__EXERCISE DATA__
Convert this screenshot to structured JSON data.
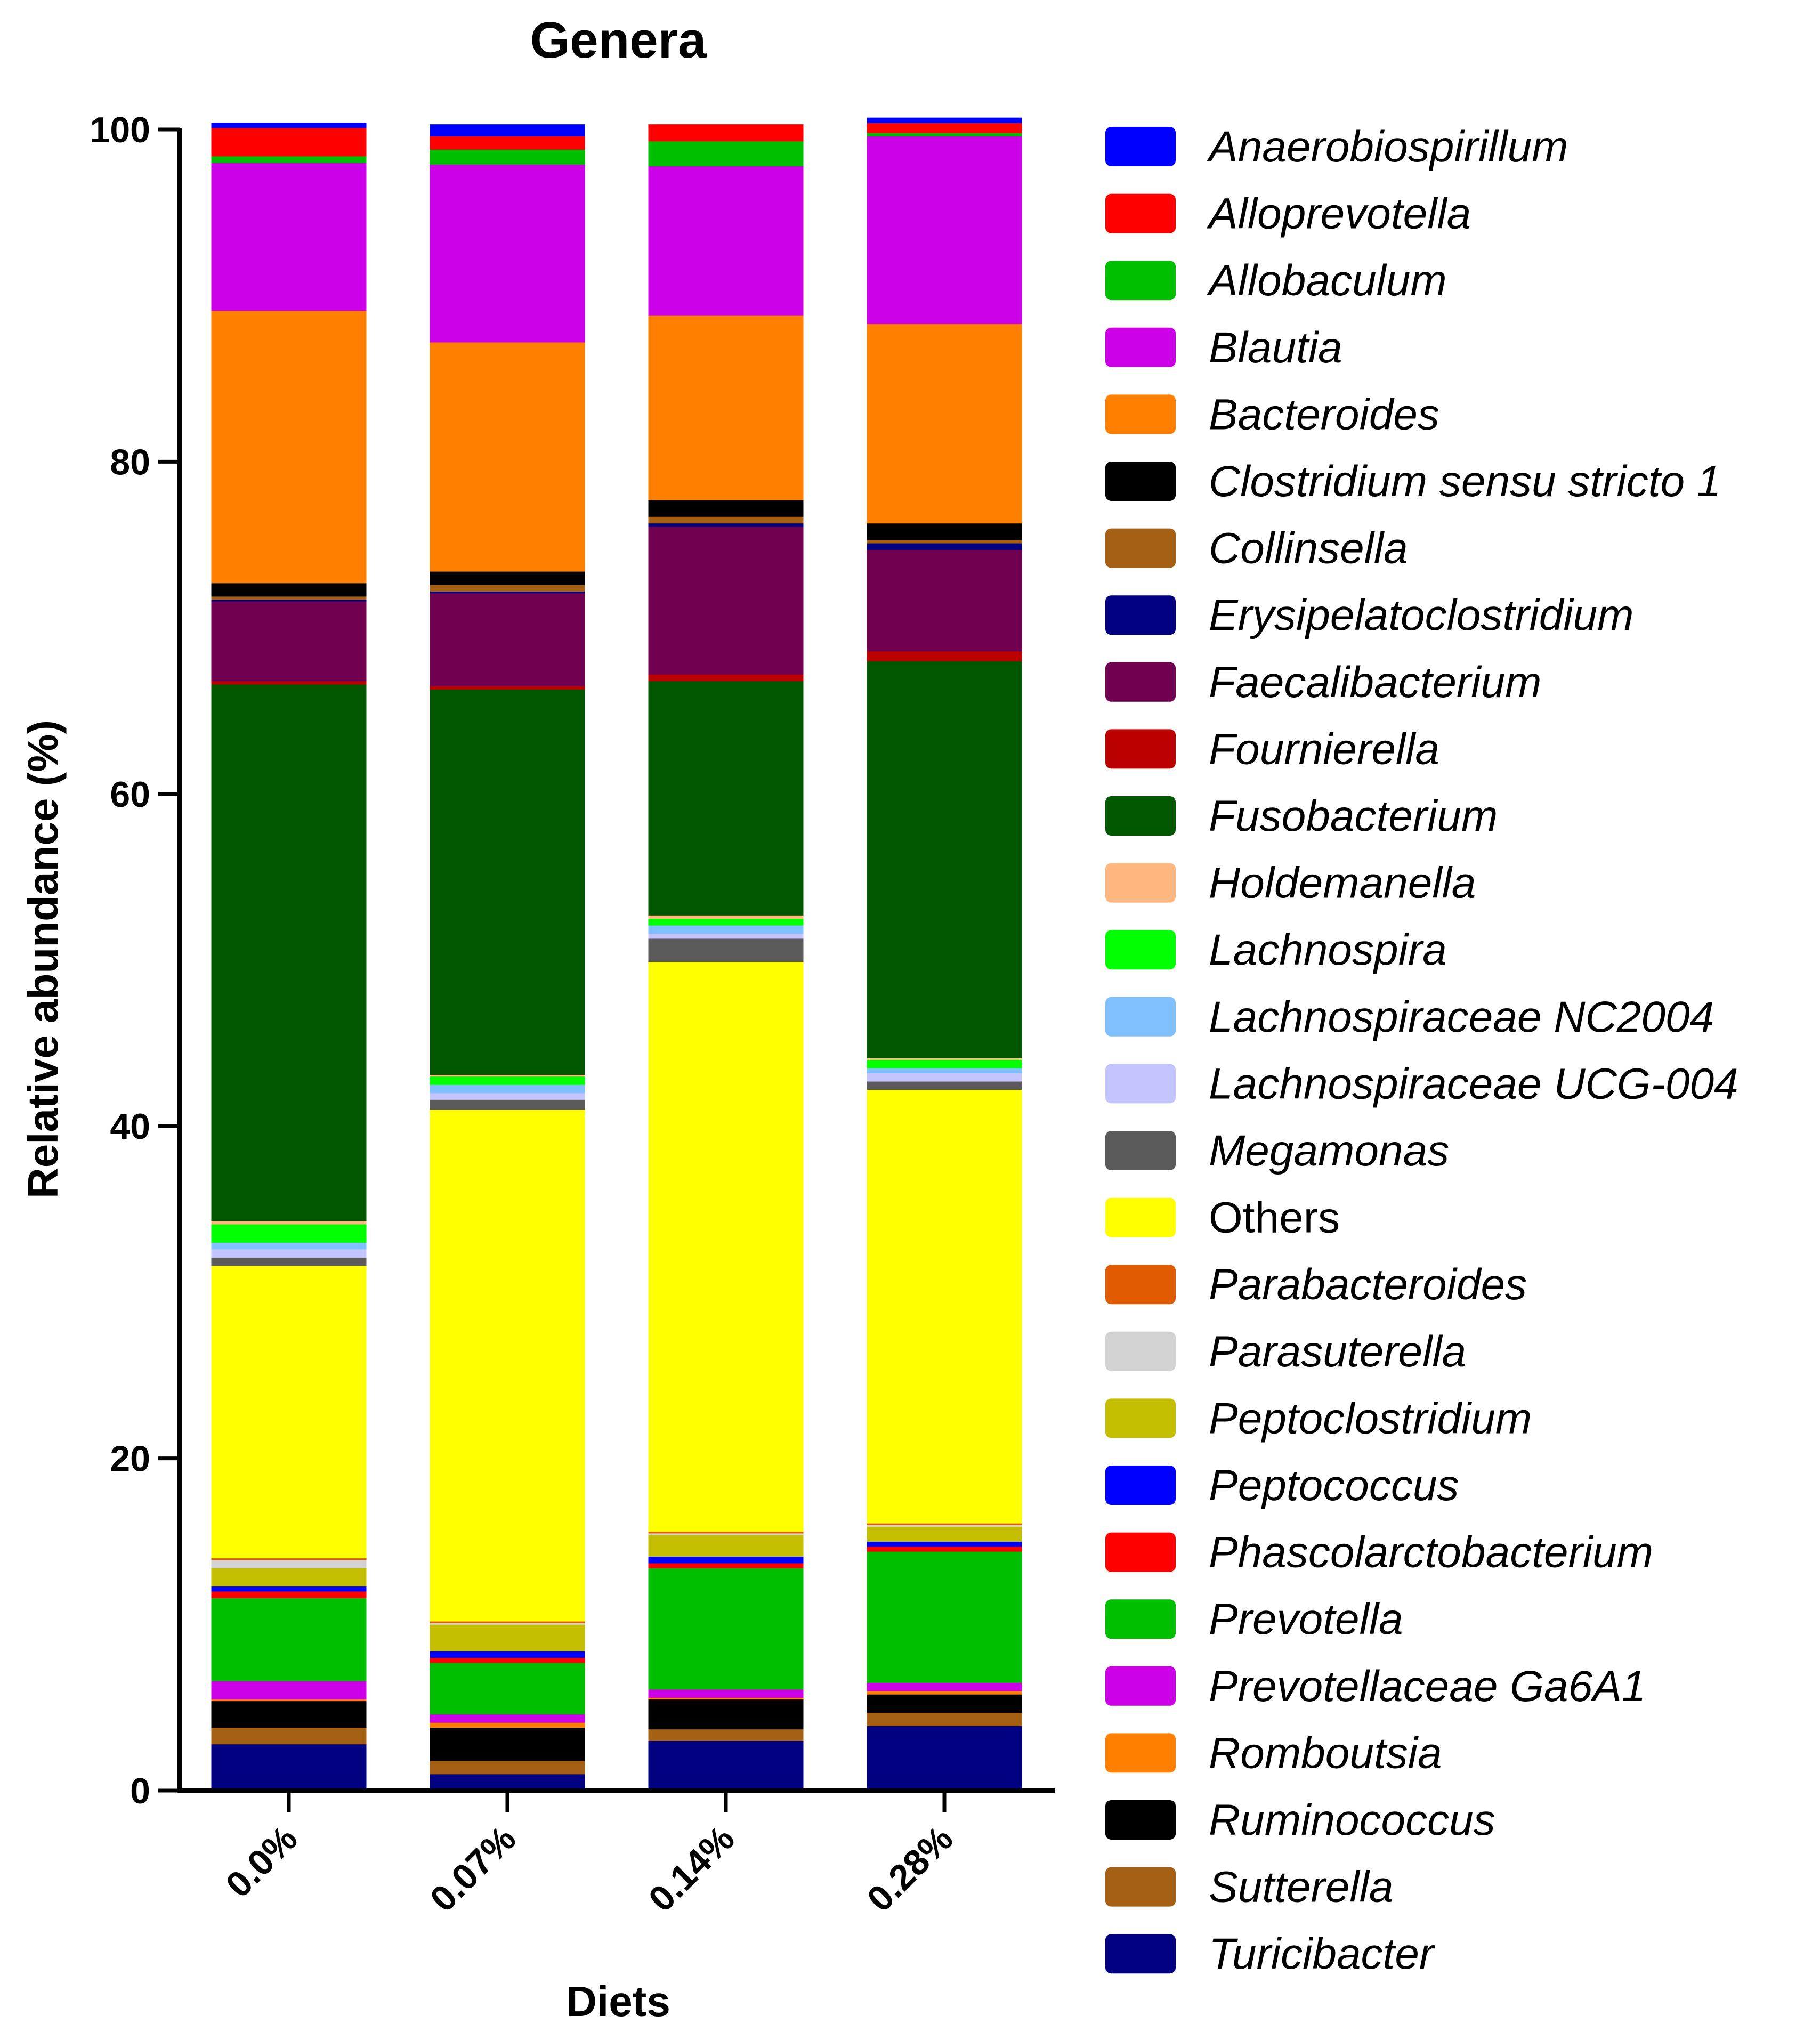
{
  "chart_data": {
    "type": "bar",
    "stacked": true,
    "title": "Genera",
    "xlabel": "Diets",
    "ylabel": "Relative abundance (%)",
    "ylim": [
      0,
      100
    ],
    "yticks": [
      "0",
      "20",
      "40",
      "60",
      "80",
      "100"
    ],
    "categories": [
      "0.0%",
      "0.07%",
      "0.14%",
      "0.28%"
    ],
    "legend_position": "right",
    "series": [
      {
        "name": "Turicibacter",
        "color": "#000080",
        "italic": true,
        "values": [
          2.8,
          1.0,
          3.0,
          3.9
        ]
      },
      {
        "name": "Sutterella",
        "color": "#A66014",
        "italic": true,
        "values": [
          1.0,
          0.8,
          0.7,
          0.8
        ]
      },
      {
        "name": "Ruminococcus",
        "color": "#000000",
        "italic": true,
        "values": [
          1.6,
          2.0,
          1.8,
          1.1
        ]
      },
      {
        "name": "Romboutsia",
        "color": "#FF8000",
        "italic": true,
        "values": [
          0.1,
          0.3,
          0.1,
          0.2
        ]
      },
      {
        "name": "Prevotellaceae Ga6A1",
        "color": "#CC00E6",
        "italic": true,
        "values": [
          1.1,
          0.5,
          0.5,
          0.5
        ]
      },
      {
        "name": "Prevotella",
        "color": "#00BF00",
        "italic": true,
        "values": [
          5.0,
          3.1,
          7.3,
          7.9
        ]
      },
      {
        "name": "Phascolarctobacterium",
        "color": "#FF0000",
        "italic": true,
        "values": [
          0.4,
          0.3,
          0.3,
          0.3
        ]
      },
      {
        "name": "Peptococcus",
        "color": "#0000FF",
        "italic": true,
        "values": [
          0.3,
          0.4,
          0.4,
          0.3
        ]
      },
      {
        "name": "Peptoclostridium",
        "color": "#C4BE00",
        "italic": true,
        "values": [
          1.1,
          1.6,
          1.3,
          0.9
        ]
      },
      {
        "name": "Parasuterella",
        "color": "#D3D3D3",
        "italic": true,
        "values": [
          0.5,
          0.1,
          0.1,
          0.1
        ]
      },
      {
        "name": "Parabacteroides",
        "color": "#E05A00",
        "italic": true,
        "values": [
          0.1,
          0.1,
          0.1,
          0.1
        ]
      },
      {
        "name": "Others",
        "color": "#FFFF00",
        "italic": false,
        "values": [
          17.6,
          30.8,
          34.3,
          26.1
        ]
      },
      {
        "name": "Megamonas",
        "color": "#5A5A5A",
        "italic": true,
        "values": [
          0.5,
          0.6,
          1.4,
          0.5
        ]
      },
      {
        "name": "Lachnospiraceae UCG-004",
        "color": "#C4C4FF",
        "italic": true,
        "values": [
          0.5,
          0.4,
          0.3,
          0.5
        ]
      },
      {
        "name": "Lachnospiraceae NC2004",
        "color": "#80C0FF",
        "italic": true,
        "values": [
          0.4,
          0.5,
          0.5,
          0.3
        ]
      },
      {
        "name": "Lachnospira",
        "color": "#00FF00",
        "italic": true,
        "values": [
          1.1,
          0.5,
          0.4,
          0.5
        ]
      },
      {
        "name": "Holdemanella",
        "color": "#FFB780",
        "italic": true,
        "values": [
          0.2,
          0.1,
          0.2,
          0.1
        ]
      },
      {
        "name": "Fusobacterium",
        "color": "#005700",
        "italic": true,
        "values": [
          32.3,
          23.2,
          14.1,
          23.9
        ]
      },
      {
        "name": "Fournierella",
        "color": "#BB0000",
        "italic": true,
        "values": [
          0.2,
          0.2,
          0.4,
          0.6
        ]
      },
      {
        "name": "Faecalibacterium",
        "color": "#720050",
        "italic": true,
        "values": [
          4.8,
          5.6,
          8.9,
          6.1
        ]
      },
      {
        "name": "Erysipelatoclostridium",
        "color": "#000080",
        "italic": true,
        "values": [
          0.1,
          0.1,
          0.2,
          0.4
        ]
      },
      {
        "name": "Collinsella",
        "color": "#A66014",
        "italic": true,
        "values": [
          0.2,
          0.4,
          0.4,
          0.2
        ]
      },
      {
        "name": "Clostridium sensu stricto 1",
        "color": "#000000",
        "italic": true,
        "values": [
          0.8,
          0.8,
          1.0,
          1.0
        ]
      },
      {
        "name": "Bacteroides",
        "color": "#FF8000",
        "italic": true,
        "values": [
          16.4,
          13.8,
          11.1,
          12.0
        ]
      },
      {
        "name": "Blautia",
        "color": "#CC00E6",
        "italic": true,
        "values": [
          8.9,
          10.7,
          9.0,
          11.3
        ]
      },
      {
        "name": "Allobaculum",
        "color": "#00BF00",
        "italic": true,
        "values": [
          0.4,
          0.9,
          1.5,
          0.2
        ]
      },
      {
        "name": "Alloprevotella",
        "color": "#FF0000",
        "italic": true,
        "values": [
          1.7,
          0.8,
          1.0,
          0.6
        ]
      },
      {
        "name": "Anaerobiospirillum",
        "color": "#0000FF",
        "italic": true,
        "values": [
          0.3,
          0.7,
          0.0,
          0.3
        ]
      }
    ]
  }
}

...

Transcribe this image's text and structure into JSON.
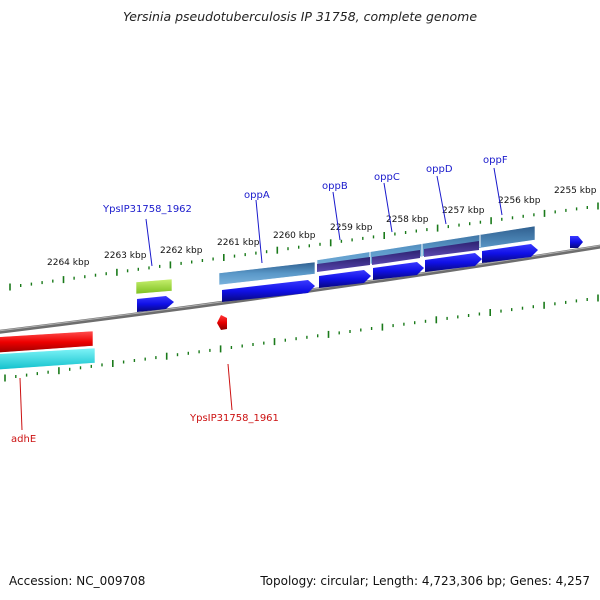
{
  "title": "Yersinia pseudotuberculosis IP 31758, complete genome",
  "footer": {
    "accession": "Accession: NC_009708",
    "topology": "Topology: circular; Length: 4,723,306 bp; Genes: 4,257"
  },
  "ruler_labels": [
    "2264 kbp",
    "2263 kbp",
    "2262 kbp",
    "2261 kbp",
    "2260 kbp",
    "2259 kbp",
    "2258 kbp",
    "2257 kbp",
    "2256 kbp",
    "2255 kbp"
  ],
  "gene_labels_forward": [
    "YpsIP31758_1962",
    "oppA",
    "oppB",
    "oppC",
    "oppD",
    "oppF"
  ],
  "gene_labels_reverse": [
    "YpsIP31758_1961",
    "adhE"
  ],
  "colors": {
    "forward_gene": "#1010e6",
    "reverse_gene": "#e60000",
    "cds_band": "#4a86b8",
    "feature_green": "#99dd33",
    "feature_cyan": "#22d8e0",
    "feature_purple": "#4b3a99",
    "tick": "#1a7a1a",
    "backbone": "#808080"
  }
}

__TASK STATEMENT__
Your answer should be the lines of the material above that include "title".

__TASK SOLUTION__
    "title": "Genera",
  "title": "Yersinia pseudotuberculosis IP 31758, complete genome",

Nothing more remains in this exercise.